Требования:
a) Перепечатайте из отрывка фрагмент от «И вообще, должен» до «была подвергнута испытанию.» включительно.
b) Продолжите отрывок о Норвегии и нью-йоркских машинах, начав сразу после его последнего предложения.

Дмитрий Губин - Русский рулет, или Книга малых форм. Игры в парадигмы (сборник)
Но я могул прошел. И под Лиллехаммером съехал по «черной» олимпийской трассе, чем дико горжусь.
И вообще, должен признаться, русского во мне после Норвегии стало немного меньше, а норвежского – гораздо больше.
И это, как мне кажется, нам с Россией только на пользу.2008
СНОВА ДОГНАТЬ АМЕРИКУ
Когда год назад я прилетел в Нью-Йорк, моя вера в рациональный пан-атлантический разум, выбирающий для езды по городу маленький, экономичный и экологичный автомобиль, была подвергнута испытанию.
Узкие нью-йоркские улицы были забиты гигантскими внедорожниками, которые за показную и бессмысленную в условиях города мощь я ненавидел в России.
«Большие машины – американская ментальность, мы так привыкли. Маленькие – для Европы. Ты наши дороги видел?»

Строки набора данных
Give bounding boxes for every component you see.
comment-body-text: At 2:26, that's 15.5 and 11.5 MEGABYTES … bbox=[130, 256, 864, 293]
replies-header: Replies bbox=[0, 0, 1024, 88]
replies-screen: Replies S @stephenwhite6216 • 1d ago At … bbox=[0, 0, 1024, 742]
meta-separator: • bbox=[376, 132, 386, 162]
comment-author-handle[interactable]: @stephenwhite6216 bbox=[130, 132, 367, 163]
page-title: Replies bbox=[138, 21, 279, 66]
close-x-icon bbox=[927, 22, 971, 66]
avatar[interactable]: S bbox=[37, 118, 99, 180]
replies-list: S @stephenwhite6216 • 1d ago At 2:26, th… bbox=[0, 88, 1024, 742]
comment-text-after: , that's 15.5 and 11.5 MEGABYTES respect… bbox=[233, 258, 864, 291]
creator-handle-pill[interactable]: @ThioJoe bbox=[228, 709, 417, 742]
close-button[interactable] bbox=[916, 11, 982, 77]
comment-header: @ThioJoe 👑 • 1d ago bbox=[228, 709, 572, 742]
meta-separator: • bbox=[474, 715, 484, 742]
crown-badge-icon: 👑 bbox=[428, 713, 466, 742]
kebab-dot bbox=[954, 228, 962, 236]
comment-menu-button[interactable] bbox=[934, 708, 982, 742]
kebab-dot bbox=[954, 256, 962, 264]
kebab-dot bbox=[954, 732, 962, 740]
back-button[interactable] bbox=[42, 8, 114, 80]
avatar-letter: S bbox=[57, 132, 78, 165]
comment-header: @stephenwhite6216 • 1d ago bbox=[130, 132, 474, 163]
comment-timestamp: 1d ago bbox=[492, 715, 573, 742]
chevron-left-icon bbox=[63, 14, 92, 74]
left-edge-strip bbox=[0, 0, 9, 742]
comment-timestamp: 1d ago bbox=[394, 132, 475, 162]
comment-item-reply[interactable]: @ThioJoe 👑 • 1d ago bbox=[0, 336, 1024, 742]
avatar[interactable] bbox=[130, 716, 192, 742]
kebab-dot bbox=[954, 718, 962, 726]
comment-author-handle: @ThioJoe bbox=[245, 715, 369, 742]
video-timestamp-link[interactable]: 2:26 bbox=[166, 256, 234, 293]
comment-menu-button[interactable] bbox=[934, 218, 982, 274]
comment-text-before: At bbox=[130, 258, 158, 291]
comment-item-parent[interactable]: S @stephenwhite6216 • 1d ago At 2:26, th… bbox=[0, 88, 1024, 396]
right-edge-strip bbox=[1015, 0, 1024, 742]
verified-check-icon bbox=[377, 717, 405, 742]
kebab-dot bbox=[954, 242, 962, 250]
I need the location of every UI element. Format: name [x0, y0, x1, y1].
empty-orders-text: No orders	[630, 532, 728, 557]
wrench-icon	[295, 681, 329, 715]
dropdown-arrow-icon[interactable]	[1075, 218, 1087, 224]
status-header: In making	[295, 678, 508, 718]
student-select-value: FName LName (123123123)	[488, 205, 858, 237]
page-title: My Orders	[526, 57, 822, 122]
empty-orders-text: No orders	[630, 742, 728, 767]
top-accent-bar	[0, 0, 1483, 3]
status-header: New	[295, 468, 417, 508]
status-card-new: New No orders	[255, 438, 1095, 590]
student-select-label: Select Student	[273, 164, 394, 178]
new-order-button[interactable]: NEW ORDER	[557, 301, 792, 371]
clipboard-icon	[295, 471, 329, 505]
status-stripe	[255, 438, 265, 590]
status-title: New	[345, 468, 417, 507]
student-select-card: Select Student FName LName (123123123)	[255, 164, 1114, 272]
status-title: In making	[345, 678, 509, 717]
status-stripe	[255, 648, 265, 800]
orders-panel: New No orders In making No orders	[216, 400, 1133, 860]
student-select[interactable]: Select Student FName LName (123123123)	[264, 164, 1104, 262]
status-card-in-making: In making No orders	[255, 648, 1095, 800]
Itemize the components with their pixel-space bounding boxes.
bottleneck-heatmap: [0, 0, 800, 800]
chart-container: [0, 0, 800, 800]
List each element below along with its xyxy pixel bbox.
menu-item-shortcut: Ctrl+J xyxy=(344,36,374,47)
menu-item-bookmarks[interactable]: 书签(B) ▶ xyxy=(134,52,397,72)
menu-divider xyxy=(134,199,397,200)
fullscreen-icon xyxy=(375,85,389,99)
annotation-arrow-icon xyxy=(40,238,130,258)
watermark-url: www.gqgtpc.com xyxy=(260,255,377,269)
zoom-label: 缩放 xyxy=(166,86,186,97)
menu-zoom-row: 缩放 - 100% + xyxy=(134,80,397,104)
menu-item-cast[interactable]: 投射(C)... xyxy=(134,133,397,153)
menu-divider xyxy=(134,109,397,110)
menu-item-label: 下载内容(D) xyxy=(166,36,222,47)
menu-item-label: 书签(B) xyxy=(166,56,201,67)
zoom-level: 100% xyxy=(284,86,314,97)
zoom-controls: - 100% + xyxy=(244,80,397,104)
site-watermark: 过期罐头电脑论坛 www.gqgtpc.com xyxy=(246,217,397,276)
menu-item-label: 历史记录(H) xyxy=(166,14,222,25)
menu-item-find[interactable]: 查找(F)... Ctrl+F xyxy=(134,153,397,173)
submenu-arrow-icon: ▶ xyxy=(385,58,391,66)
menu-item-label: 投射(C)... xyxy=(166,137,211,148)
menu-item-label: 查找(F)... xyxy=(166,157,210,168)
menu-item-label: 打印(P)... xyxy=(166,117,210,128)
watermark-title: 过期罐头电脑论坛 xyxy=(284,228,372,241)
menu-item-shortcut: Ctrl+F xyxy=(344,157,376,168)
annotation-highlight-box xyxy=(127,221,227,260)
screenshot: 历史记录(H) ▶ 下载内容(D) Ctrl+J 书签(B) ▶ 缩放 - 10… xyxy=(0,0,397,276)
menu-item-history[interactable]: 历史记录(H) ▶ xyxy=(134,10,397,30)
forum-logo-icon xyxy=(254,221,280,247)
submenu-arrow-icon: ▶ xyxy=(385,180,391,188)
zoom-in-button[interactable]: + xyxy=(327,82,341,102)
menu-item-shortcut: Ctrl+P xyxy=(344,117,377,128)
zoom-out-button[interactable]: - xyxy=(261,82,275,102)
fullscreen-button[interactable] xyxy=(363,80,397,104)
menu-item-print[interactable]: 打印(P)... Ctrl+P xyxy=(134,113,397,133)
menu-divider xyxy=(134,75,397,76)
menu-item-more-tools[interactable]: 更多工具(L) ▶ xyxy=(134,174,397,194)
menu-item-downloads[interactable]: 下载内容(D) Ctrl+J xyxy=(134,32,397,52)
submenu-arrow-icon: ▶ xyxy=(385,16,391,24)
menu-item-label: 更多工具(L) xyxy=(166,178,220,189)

Ответы по заданиям:
a)
И вообще, должен признаться, русского во мне после Норвегии стало немного меньше, а норвежского – гораздо больше.
И это, как мне кажется, нам с Россией только на пользу.2008
СНОВА ДОГНАТЬ АМЕРИКУ
Когда год назад я прилетел в Нью-Йорк, моя вера в рациональный пан-атлантический разум, выбирающий для езды по городу маленький, экономичный и экологичный автомобиль, была подвергнута испытанию.

b)
И вот год спустя, летя из Колорадо в Неваду, я их увидел – бесконечные прямые нити дорог, благодаря которым Штаты и являются Соединенными. Однако кое-что за год изменилось. USA Today публиковала данные Gallup об изменении американских водительских привычек вследствие подорожания бензина: 76 % стали ездить медленнее, 71 % думают о более экономной машине. Hemispheres Magazine публиковал статью о Ferrari 430 на биоэтаноле (ха!). Таксист в Лас-Вегасе кивал головой: бензин стоит доллар, в результате большие машины дешевеют, маленькие – дорожают, а соседи возят друг друга на работу попеременно. Лично он достал из чулана велосипед: $20 экономии в неделю, парень!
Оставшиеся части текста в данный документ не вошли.